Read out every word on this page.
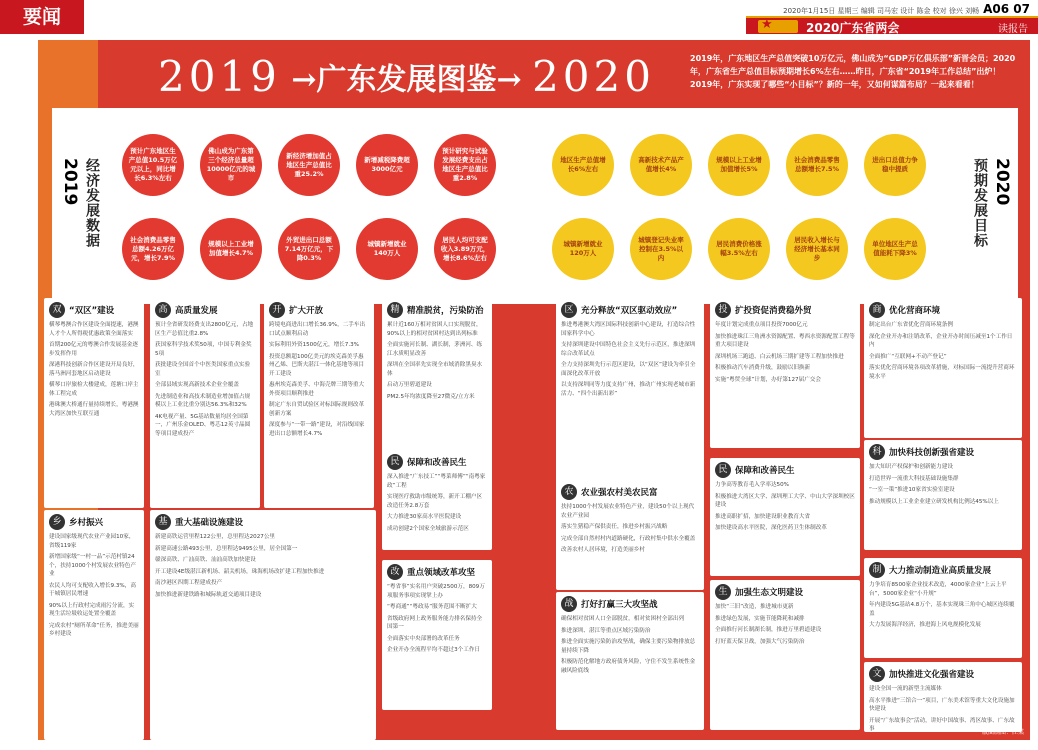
要闻	2020年1月15日 星期三 编辑 司马宏 设计 陈金 校对 徐兴 刘畅 A06 07
★	2020广东省两会	读报告
2019 →广东发展图鉴→ 2020	2019年，广东地区生产总值突破10万亿元，佛山成为“GDP万亿俱乐部”新晋会员；2020年，广东省生产总值目标预期增长6%左右……昨日，广东省“2019年工作总结”出炉！2019年，广东实现了哪些“小目标”？新的一年，又如何谋篇布局？一起来看看！
2019 经济发展数据
预计广东地区生产总值10.5万亿元以上，同比增长6.3%左右
佛山成为广东第三个经济总量超10000亿元的城市
新经济增加值占地区生产总值比重25.2%
新增减税降费超3000亿元
预计研究与试验发展经费支出占地区生产总值比重2.8%
社会消费品零售总额4.26万亿元，增长7.9%
规模以上工业增加值增长4.7%
外贸进出口总额7.14万亿元，下降0.3%
城镇新增就业140万人
居民人均可支配收入3.89万元，增长8.6%左右
2020
预期发展目标
地区生产总值增长6%左右
高新技术产品产值增长4%
规模以上工业增加值增长5%
社会消费品零售总额增长7.5%
进出口总值力争稳中提质
城镇新增就业120万人
城镇登记失业率控制在3.5%以内
居民消费价格涨幅3.5%左右
居民收入增长与经济增长基本同步
单位地区生产总值能耗下降3%
双 “双区”建设

横琴粤澳合作区建设全面提速，港澳人才个人所得税优惠政策全面落实

首期200亿元的粤澳合作发展基金逐步发挥作用

深港科技创新合作区建设开局良好，落马洲河套地区启动建设

横琴口岸旅检大楼建成，莲塘口岸主体工程完成

港珠澳大桥通行量持续增长，粤港澳大湾区加快互联互通

高 高质量发展

预计全省研发经费支出2800亿元，占地区生产总值比重2.8%

获国家科学技术奖50项，中国专利金奖5项

获批建设全国首个中医类国家重点实验室

全部县域实现高新技术企业全覆盖

先进制造业和高技术制造业增加值占规模以上工业比重分别达56.3%和32%

4K电视产量、5G基站数量均居全国第一，广州乐金OLED、粤芯12英寸晶圆等项目建成投产

开 扩大开放

跨境电商进出口增长36.9%，二手车出口试点顺利启动

实际利用外资1500亿元，增长7.3%

投资总额超100亿美元的埃克森美孚惠州乙烯、巴斯夫湛江一体化基地等项目开工建设

惠州埃克森美孚、中海壳牌三期等重大外资项目顺利推进

制定广东自贸试验区对标国际规则改革创新方案

深度参与“一带一路”建设，对沿线国家进出口总额增长4.7%

精 精准脱贫，污染防治

累计近160万相对贫困人口实现脱贫，90%以上的相对贫困村达到出列标准

全面实施河长制、湖长制，茅洲河、练江水质明显改善

深圳在全国率先实现全市域消除黑臭水体

启动万里碧道建设

PM2.5年均浓度降至27微克/立方米

民 保障和改善民生

深入推进“广东技工”“粤菜师傅”“南粤家政”工程

实现医疗救助市级统筹，新开工棚户区改造任务2.8万套

大力推进30家高水平医院建设

成功创建2个国家全域旅游示范区

改 重点领域改革攻坚

“粤省事”实名用户突破2500万，809万项服务事项实现掌上办

“粤商通”“粤政易”服务范围不断扩大

省级政府网上政务服务能力排名保持全国第一

全面落实中央部署的改革任务

企业开办全流程平均不超过3个工作日

区 充分释放“双区驱动效应”

推进粤港澳大湾区国际科技创新中心建设，打造综合性国家科学中心

支持深圳建设中国特色社会主义先行示范区，推进深圳综合改革试点

全力支持深圳先行示范区建设，以“双区”建设为牵引全面深化改革开放

以支持深圳同等力度支持广州，推动广州实现老城市新活力、“四个出新出彩”

投 扩投资促消费稳外贸

年度计划完成重点项目投资7000亿元

加快推进珠江三角洲水资源配置、粤西水资源配置工程等重大项目建设

深圳机场三跑道、白云机场三期扩建等工程加快推进

积极推动汽车消费升级，鼓励以旧换新

实施“粤贸全球”计划，办好第127届广交会

商 优化营商环境

制定出台广东省优化营商环境条例

深化企业开办和注销改革，企业开办时间压减至1个工作日内

全面推广“互联网+不动产登记”

落实优化营商环境各项改革措施，对标国际一流提升营商环境水平

农 农业强农村美农民富

扶持1000个村发展农业特色产业，建设50个以上现代农业产业园

落实生猪稳产保供责任，推进乡村振兴战略

完成全部自然村村内道路硬化，行政村集中供水全覆盖

改善农村人居环境，打造美丽乡村

民 保障和改善民生

力争高等教育毛入学率达50%

积极推进大湾区大学、深圳理工大学、中山大学深圳校区建设

推进高职扩招，加快建设职业教育大省

加快建设高水平医院，深化医药卫生体制改革

科 加快科技创新强省建设

加大知识产权保护和创新能力建设

打造世界一流重大科技基础设施集群

“一室一策”推进10家省实验室建设

推动规模以上工业企业建立研发机构比例达45%以上

乡 乡村振兴

建设国家级现代农业产业园10家，省级119家

新增国家级“一村一品”示范村镇24个，扶持1000个村发展农业特色产业

农民人均可支配收入增长9.3%，高于城镇居民增速

90%以上行政村完成雨污分流，实现生活垃圾收运处置全覆盖

完成农村“厕所革命”任务，推进美丽乡村建设

基 重大基础设施建设

新建高铁运营里程122公里，总里程达2027公里

新建高速公路493公里，总里程达9495公里，居全国第一

赣深高铁、广汕高铁、汕汕高铁加快建设

开工建设4E级湛江新机场、韶关机场，珠海机场改扩建工程加快推进

南沙港区四期工程建成投产

加快推进新建铁路和城际轨道交通项目建设

战 打好打赢三大攻坚战

确保相对贫困人口全部脱贫，相对贫困村全部出列

推进深圳、湛江等重点区域污染防治

推进全面实施污染防治攻坚战，确保主要污染物排放总量持续下降

积极防范化解地方政府债务风险，守住不发生系统性金融风险底线

生 加强生态文明建设

加快“三旧”改造，推进城市更新

推进绿色发展，实施节能降耗和减排

全面推行河长制湖长制，推进万里碧道建设

打好蓝天保卫战，加强大气污染防治

制 大力推动制造业高质量发展

力争培育8500家企业技术改造，4000家企业“上云上平台”，5000家企业“小升规”

年内建设5G基站4.8万个，基本实现珠三角中心城区连续覆盖

大力发展海洋经济，推进海上风电规模化发展

文 加快推进文化强省建设

建设全国一流的新型主流媒体

高水平推进“三馆合一”项目，广东美术馆等重大文化设施加快建设

开展“广东故事会”活动，讲好中国故事、湾区故事、广东故事	版面制图：江某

######

Problem>
Leaving out the pictures, repeat the data above exactly.

Complete output>
Read out every word on this page.
要闻	2020年1月15日 星期三 编辑 司马宏 设计 陈金 校对 徐兴 刘畅 A06 07
★	2020广东省两会	读报告
2019 →广东发展图鉴→ 2020	2019年，广东地区生产总值突破10万亿元，佛山成为“GDP万亿俱乐部”新晋会员；2020年，广东省生产总值目标预期增长6%左右……昨日，广东省“2019年工作总结”出炉！2019年，广东实现了哪些“小目标”？新的一年，又如何谋篇布局？一起来看看！
2019 经济发展数据
预计广东地区生产总值10.5万亿元以上，同比增长6.3%左右
佛山成为广东第三个经济总量超10000亿元的城市
新经济增加值占地区生产总值比重25.2%
新增减税降费超3000亿元
预计研究与试验发展经费支出占地区生产总值比重2.8%
社会消费品零售总额4.26万亿元，增长7.9%
规模以上工业增加值增长4.7%
外贸进出口总额7.14万亿元，下降0.3%
城镇新增就业140万人
居民人均可支配收入3.89万元，增长8.6%左右
2020
预期发展目标
地区生产总值增长6%左右
高新技术产品产值增长4%
规模以上工业增加值增长5%
社会消费品零售总额增长7.5%
进出口总值力争稳中提质
城镇新增就业120万人
城镇登记失业率控制在3.5%以内
居民消费价格涨幅3.5%左右
居民收入增长与经济增长基本同步
单位地区生产总值能耗下降3%
双 “双区”建设

横琴粤澳合作区建设全面提速，港澳人才个人所得税优惠政策全面落实

首期200亿元的粤澳合作发展基金逐步发挥作用

深港科技创新合作区建设开局良好，落马洲河套地区启动建设

横琴口岸旅检大楼建成，莲塘口岸主体工程完成

港珠澳大桥通行量持续增长，粤港澳大湾区加快互联互通

高 高质量发展

预计全省研发经费支出2800亿元，占地区生产总值比重2.8%

获国家科学技术奖50项，中国专利金奖5项

获批建设全国首个中医类国家重点实验室

全部县域实现高新技术企业全覆盖

先进制造业和高技术制造业增加值占规模以上工业比重分别达56.3%和32%

4K电视产量、5G基站数量均居全国第一，广州乐金OLED、粤芯12英寸晶圆等项目建成投产

开 扩大开放

跨境电商进出口增长36.9%，二手车出口试点顺利启动

实际利用外资1500亿元，增长7.3%

投资总额超100亿美元的埃克森美孚惠州乙烯、巴斯夫湛江一体化基地等项目开工建设

惠州埃克森美孚、中海壳牌三期等重大外资项目顺利推进

制定广东自贸试验区对标国际规则改革创新方案

深度参与“一带一路”建设，对沿线国家进出口总额增长4.7%

精 精准脱贫，污染防治

累计近160万相对贫困人口实现脱贫，90%以上的相对贫困村达到出列标准

全面实施河长制、湖长制，茅洲河、练江水质明显改善

深圳在全国率先实现全市域消除黑臭水体

启动万里碧道建设

PM2.5年均浓度降至27微克/立方米

民 保障和改善民生

深入推进“广东技工”“粤菜师傅”“南粤家政”工程

实现医疗救助市级统筹，新开工棚户区改造任务2.8万套

大力推进30家高水平医院建设

成功创建2个国家全域旅游示范区

改 重点领域改革攻坚

“粤省事”实名用户突破2500万，809万项服务事项实现掌上办

“粤商通”“粤政易”服务范围不断扩大

省级政府网上政务服务能力排名保持全国第一

全面落实中央部署的改革任务

企业开办全流程平均不超过3个工作日

区 充分释放“双区驱动效应”

推进粤港澳大湾区国际科技创新中心建设，打造综合性国家科学中心

支持深圳建设中国特色社会主义先行示范区，推进深圳综合改革试点

全力支持深圳先行示范区建设，以“双区”建设为牵引全面深化改革开放

以支持深圳同等力度支持广州，推动广州实现老城市新活力、“四个出新出彩”

投 扩投资促消费稳外贸

年度计划完成重点项目投资7000亿元

加快推进珠江三角洲水资源配置、粤西水资源配置工程等重大项目建设

深圳机场三跑道、白云机场三期扩建等工程加快推进

积极推动汽车消费升级，鼓励以旧换新

实施“粤贸全球”计划，办好第127届广交会

商 优化营商环境

制定出台广东省优化营商环境条例

深化企业开办和注销改革，企业开办时间压减至1个工作日内

全面推广“互联网+不动产登记”

落实优化营商环境各项改革措施，对标国际一流提升营商环境水平

农 农业强农村美农民富

扶持1000个村发展农业特色产业，建设50个以上现代农业产业园

落实生猪稳产保供责任，推进乡村振兴战略

完成全部自然村村内道路硬化，行政村集中供水全覆盖

改善农村人居环境，打造美丽乡村

民 保障和改善民生

力争高等教育毛入学率达50%

积极推进大湾区大学、深圳理工大学、中山大学深圳校区建设

推进高职扩招，加快建设职业教育大省

加快建设高水平医院，深化医药卫生体制改革

科 加快科技创新强省建设

加大知识产权保护和创新能力建设

打造世界一流重大科技基础设施集群

“一室一策”推进10家省实验室建设

推动规模以上工业企业建立研发机构比例达45%以上

乡 乡村振兴

建设国家级现代农业产业园10家，省级119家

新增国家级“一村一品”示范村镇24个，扶持1000个村发展农业特色产业

农民人均可支配收入增长9.3%，高于城镇居民增速

90%以上行政村完成雨污分流，实现生活垃圾收运处置全覆盖

完成农村“厕所革命”任务，推进美丽乡村建设

基 重大基础设施建设

新建高铁运营里程122公里，总里程达2027公里

新建高速公路493公里，总里程达9495公里，居全国第一

赣深高铁、广汕高铁、汕汕高铁加快建设

开工建设4E级湛江新机场、韶关机场，珠海机场改扩建工程加快推进

南沙港区四期工程建成投产

加快推进新建铁路和城际轨道交通项目建设

战 打好打赢三大攻坚战

确保相对贫困人口全部脱贫，相对贫困村全部出列

推进深圳、湛江等重点区域污染防治

推进全面实施污染防治攻坚战，确保主要污染物排放总量持续下降

积极防范化解地方政府债务风险，守住不发生系统性金融风险底线

生 加强生态文明建设

加快“三旧”改造，推进城市更新

推进绿色发展，实施节能降耗和减排

全面推行河长制湖长制，推进万里碧道建设

打好蓝天保卫战，加强大气污染防治

制 大力推动制造业高质量发展

力争培育8500家企业技术改造，4000家企业“上云上平台”，5000家企业“小升规”

年内建设5G基站4.8万个，基本实现珠三角中心城区连续覆盖

大力发展海洋经济，推进海上风电规模化发展

文 加快推进文化强省建设

建设全国一流的新型主流媒体

高水平推进“三馆合一”项目，广东美术馆等重大文化设施加快建设

开展“广东故事会”活动，讲好中国故事、湾区故事、广东故事	版面制图：江某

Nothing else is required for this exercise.